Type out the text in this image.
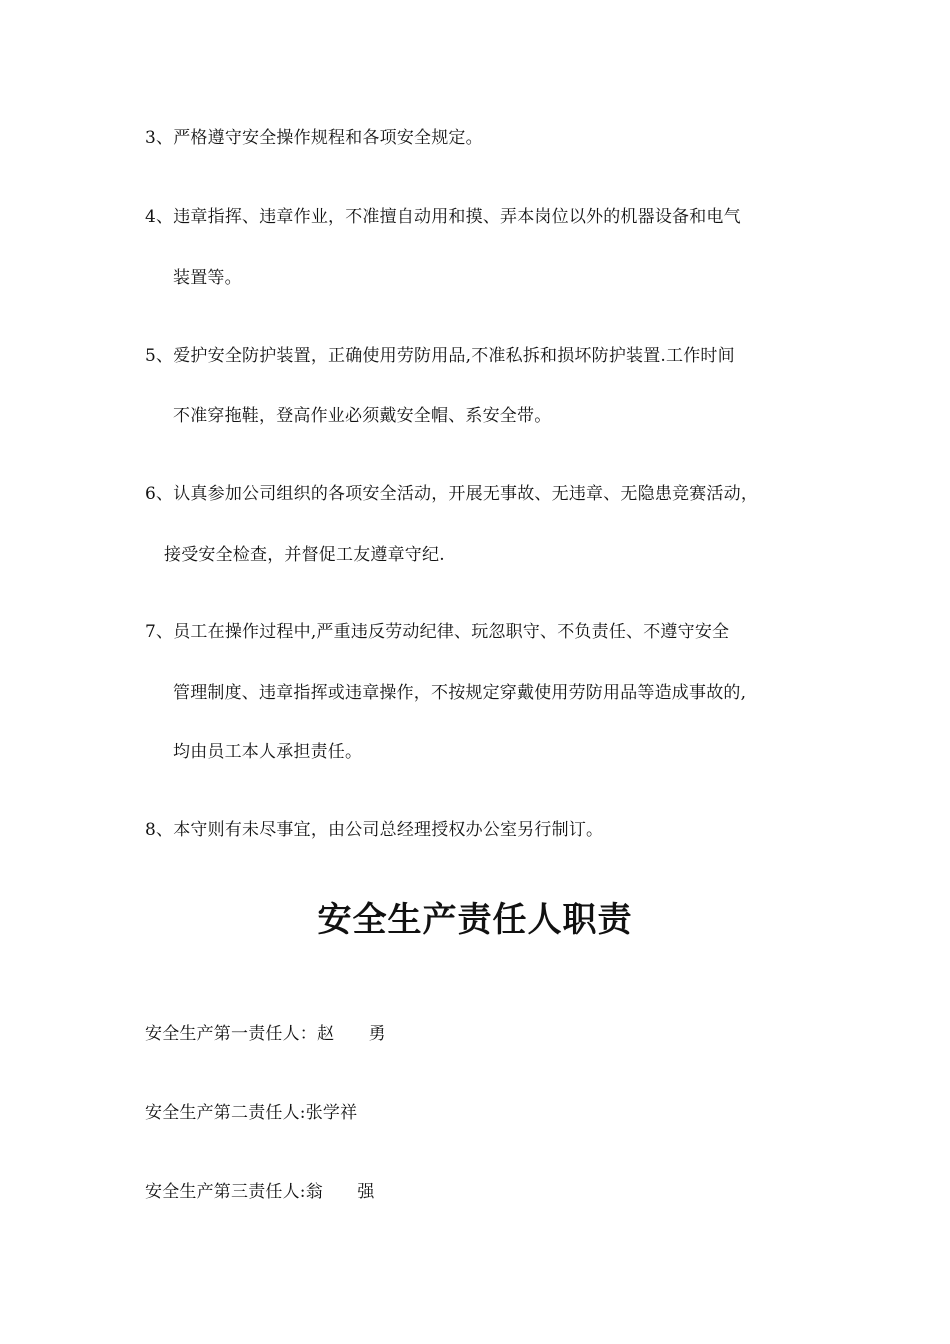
3、严格遵守安全操作规程和各项安全规定。
4、违章指挥、违章作业，不准擅自动用和摸、弄本岗位以外的机器设备和电气
装置等。
5、爱护安全防护装置，正确使用劳防用品,不准私拆和损坏防护装置.工作时间
不准穿拖鞋，登高作业必须戴安全帽、系安全带。
6、认真参加公司组织的各项安全活动，开展无事故、无违章、无隐患竞赛活动，
接受安全检查，并督促工友遵章守纪.
7、员工在操作过程中,严重违反劳动纪律、玩忽职守、不负责任、不遵守安全
管理制度、违章指挥或违章操作，不按规定穿戴使用劳防用品等造成事故的,
均由员工本人承担责任。
8、本守则有未尽事宜，由公司总经理授权办公室另行制订。
安全生产责任人职责
安全生产第一责任人：赵　　勇
安全生产第二责任人:张学祥
安全生产第三责任人:翁　　强
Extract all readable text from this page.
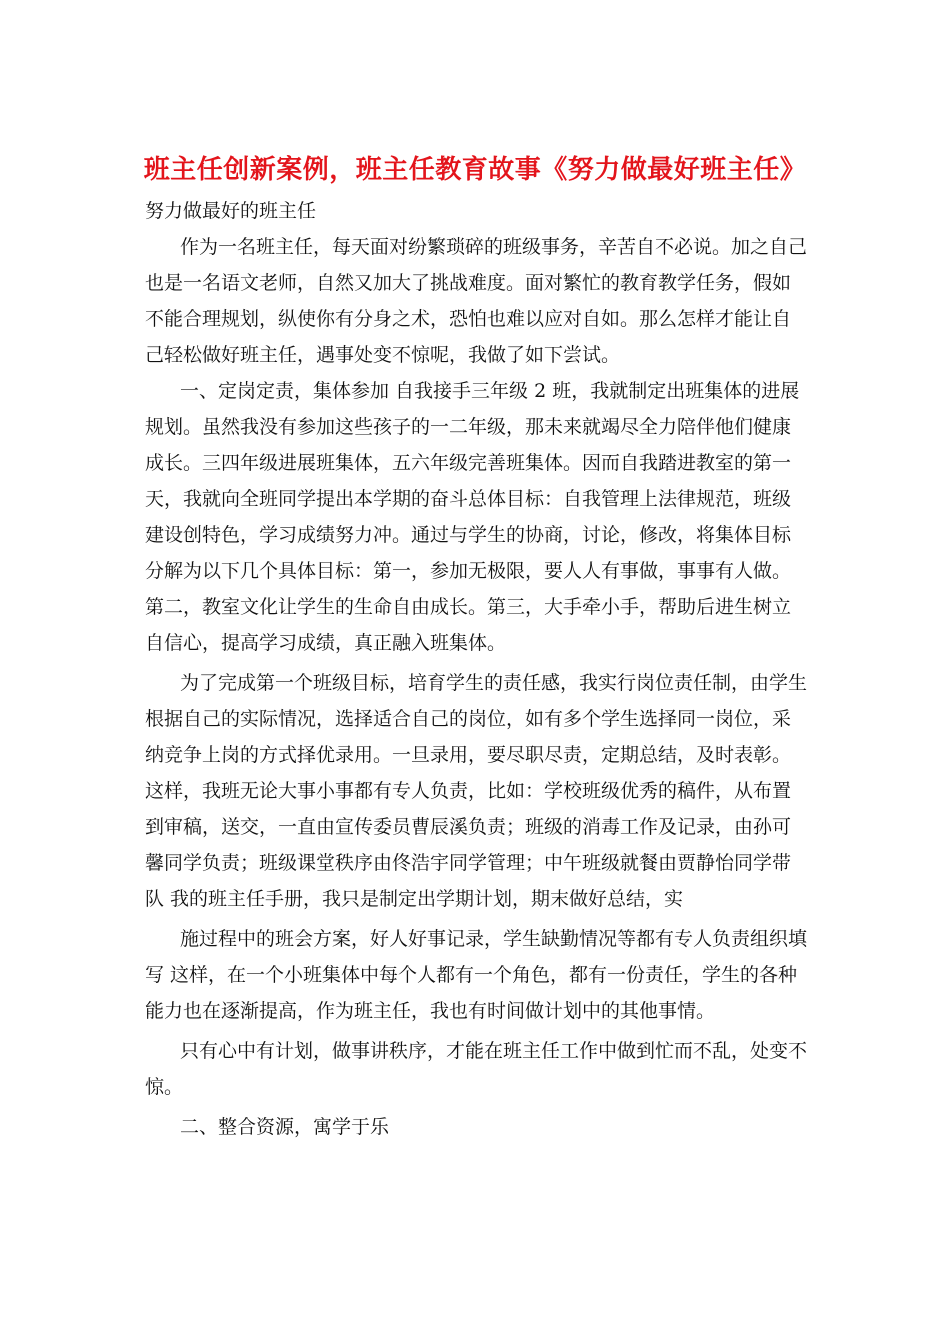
班主任创新案例，班主任教育故事《努力做最好班主任》
努力做最好的班主任
作为一名班主任，每天面对纷繁琐碎的班级事务，辛苦自不必说。加之自己
也是一名语文老师，自然又加大了挑战难度。面对繁忙的教育教学任务，假如
不能合理规划，纵使你有分身之术，恐怕也难以应对自如。那么怎样才能让自
己轻松做好班主任，遇事处变不惊呢，我做了如下尝试。
一、定岗定责，集体参加 自我接手三年级 2 班，我就制定出班集体的进展
规划。虽然我没有参加这些孩子的一二年级，那未来就竭尽全力陪伴他们健康
成长。三四年级进展班集体，五六年级完善班集体。因而自我踏进教室的第一
天，我就向全班同学提出本学期的奋斗总体目标：自我管理上法律规范，班级
建设创特色，学习成绩努力冲。通过与学生的协商，讨论，修改，将集体目标
分解为以下几个具体目标：第一，参加无极限，要人人有事做，事事有人做。
第二，教室文化让学生的生命自由成长。第三，大手牵小手，帮助后进生树立
自信心，提高学习成绩，真正融入班集体。
为了完成第一个班级目标，培育学生的责任感，我实行岗位责任制，由学生
根据自己的实际情况，选择适合自己的岗位，如有多个学生选择同一岗位，采
纳竞争上岗的方式择优录用。一旦录用，要尽职尽责，定期总结，及时表彰。
这样，我班无论大事小事都有专人负责，比如：学校班级优秀的稿件，从布置
到审稿，送交，一直由宣传委员曹辰溪负责；班级的消毒工作及记录，由孙可
馨同学负责；班级课堂秩序由佟浩宇同学管理；中午班级就餐由贾静怡同学带
队 我的班主任手册，我只是制定出学期计划，期末做好总结，实
施过程中的班会方案，好人好事记录，学生缺勤情况等都有专人负责组织填
写 这样，在一个小班集体中每个人都有一个角色，都有一份责任，学生的各种
能力也在逐渐提高，作为班主任，我也有时间做计划中的其他事情。
只有心中有计划，做事讲秩序，才能在班主任工作中做到忙而不乱，处变不
惊。
二、整合资源，寓学于乐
________
• EXERCISE OBJECTIVE: All of the material above is to be copied exactly, except for its images.

• OUTPUT FOR THIS EXERCISE:
Type out the text in this image.
3、严格遵守安全操作规程和各项安全规定。
4、违章指挥、违章作业，不准擅自动用和摸、弄本岗位以外的机器设备和电气
装置等。
5、爱护安全防护装置，正确使用劳防用品,不准私拆和损坏防护装置.工作时间
不准穿拖鞋，登高作业必须戴安全帽、系安全带。
6、认真参加公司组织的各项安全活动，开展无事故、无违章、无隐患竞赛活动，
接受安全检查，并督促工友遵章守纪.
7、员工在操作过程中,严重违反劳动纪律、玩忽职守、不负责任、不遵守安全
管理制度、违章指挥或违章操作，不按规定穿戴使用劳防用品等造成事故的,
均由员工本人承担责任。
8、本守则有未尽事宜，由公司总经理授权办公室另行制订。
安全生产责任人职责
安全生产第一责任人：赵　　勇
安全生产第二责任人:张学祥
安全生产第三责任人:翁　　强
Extract all readable text from this page.
班主任创新案例，班主任教育故事《努力做最好班主任》
努力做最好的班主任
作为一名班主任，每天面对纷繁琐碎的班级事务，辛苦自不必说。加之自己
也是一名语文老师，自然又加大了挑战难度。面对繁忙的教育教学任务，假如
不能合理规划，纵使你有分身之术，恐怕也难以应对自如。那么怎样才能让自
己轻松做好班主任，遇事处变不惊呢，我做了如下尝试。
一、定岗定责，集体参加 自我接手三年级 2 班，我就制定出班集体的进展
规划。虽然我没有参加这些孩子的一二年级，那未来就竭尽全力陪伴他们健康
成长。三四年级进展班集体，五六年级完善班集体。因而自我踏进教室的第一
天，我就向全班同学提出本学期的奋斗总体目标：自我管理上法律规范，班级
建设创特色，学习成绩努力冲。通过与学生的协商，讨论，修改，将集体目标
分解为以下几个具体目标：第一，参加无极限，要人人有事做，事事有人做。
第二，教室文化让学生的生命自由成长。第三，大手牵小手，帮助后进生树立
自信心，提高学习成绩，真正融入班集体。
为了完成第一个班级目标，培育学生的责任感，我实行岗位责任制，由学生
根据自己的实际情况，选择适合自己的岗位，如有多个学生选择同一岗位，采
纳竞争上岗的方式择优录用。一旦录用，要尽职尽责，定期总结，及时表彰。
这样，我班无论大事小事都有专人负责，比如：学校班级优秀的稿件，从布置
到审稿，送交，一直由宣传委员曹辰溪负责；班级的消毒工作及记录，由孙可
馨同学负责；班级课堂秩序由佟浩宇同学管理；中午班级就餐由贾静怡同学带
队 我的班主任手册，我只是制定出学期计划，期末做好总结，实
施过程中的班会方案，好人好事记录，学生缺勤情况等都有专人负责组织填
写 这样，在一个小班集体中每个人都有一个角色，都有一份责任，学生的各种
能力也在逐渐提高，作为班主任，我也有时间做计划中的其他事情。
只有心中有计划，做事讲秩序，才能在班主任工作中做到忙而不乱，处变不
惊。
二、整合资源，寓学于乐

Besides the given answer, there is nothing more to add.